- **STATED TASK**: Below are the records; locate each line with the word "GRHEQL" and copy it.

___ EXTRACTED MATERIAL

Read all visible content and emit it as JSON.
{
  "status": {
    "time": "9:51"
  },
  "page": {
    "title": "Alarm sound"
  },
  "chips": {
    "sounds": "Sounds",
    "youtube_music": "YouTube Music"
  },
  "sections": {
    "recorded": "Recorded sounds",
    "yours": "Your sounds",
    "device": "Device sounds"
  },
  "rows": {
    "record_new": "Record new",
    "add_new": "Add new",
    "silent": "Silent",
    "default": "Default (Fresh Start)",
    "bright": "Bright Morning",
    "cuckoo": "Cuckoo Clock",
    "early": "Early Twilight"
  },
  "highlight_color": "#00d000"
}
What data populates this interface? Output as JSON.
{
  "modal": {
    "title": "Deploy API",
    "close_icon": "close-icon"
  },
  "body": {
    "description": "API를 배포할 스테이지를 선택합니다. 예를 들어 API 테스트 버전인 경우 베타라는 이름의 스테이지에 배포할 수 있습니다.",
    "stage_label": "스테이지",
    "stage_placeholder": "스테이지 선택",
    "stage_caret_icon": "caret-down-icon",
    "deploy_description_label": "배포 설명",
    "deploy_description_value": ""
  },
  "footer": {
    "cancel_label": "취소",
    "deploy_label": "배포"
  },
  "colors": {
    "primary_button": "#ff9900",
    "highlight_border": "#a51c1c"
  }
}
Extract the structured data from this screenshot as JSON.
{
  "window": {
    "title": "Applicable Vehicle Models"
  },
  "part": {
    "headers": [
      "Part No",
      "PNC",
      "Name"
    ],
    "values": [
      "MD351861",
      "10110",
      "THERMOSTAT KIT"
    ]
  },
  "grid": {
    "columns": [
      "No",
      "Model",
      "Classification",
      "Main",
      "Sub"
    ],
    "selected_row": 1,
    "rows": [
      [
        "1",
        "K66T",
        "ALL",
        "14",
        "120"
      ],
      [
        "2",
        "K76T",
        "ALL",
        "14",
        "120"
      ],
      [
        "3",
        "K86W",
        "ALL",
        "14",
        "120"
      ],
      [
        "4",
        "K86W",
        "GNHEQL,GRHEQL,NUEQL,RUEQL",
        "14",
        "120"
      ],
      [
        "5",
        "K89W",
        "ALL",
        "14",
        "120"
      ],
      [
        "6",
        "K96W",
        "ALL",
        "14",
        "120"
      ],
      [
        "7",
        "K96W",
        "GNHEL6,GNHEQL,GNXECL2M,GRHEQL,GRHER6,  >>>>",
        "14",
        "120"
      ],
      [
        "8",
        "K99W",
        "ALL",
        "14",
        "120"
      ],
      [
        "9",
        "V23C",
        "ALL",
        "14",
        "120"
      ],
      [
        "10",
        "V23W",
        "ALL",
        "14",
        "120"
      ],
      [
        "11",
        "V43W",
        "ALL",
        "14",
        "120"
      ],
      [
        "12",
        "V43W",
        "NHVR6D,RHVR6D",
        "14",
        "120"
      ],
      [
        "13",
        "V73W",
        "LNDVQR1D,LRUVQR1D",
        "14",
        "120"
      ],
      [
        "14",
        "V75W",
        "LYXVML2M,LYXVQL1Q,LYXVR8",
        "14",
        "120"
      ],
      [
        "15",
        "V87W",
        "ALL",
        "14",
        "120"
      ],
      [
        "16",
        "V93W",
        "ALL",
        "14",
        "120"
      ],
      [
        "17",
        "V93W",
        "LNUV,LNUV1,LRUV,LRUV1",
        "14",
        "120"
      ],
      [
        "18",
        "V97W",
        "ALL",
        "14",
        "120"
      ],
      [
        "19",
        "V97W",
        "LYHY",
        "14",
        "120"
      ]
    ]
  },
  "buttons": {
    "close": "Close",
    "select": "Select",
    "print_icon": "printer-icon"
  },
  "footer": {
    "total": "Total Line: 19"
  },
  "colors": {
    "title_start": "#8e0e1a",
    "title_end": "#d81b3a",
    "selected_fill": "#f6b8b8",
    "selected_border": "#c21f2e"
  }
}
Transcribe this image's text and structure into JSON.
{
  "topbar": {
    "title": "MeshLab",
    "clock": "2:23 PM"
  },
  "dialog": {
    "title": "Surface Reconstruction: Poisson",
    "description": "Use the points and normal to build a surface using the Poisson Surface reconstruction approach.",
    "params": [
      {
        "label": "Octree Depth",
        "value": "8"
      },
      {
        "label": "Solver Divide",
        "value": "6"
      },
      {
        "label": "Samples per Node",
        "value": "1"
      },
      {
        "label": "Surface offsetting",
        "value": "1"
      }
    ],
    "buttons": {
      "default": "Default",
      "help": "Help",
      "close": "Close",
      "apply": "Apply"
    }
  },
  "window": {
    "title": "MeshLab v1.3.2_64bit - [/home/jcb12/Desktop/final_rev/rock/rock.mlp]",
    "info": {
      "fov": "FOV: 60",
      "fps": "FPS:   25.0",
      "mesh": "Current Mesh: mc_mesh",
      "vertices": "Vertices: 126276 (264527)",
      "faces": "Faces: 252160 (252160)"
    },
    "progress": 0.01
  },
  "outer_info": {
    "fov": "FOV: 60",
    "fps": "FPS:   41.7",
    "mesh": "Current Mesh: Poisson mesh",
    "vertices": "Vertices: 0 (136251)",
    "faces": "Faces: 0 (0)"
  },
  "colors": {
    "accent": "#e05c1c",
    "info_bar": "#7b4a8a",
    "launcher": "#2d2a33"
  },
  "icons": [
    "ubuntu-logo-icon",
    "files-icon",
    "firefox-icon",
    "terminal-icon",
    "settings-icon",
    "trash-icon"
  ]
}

______

- **ANSWER IN FULL**:
        "GNHEQL,GRHEQL,NUEQL,RUEQL",
        "GNHEL6,GNHEQL,GNXECL2M,GRHEQL,GRHER6,  >>>>",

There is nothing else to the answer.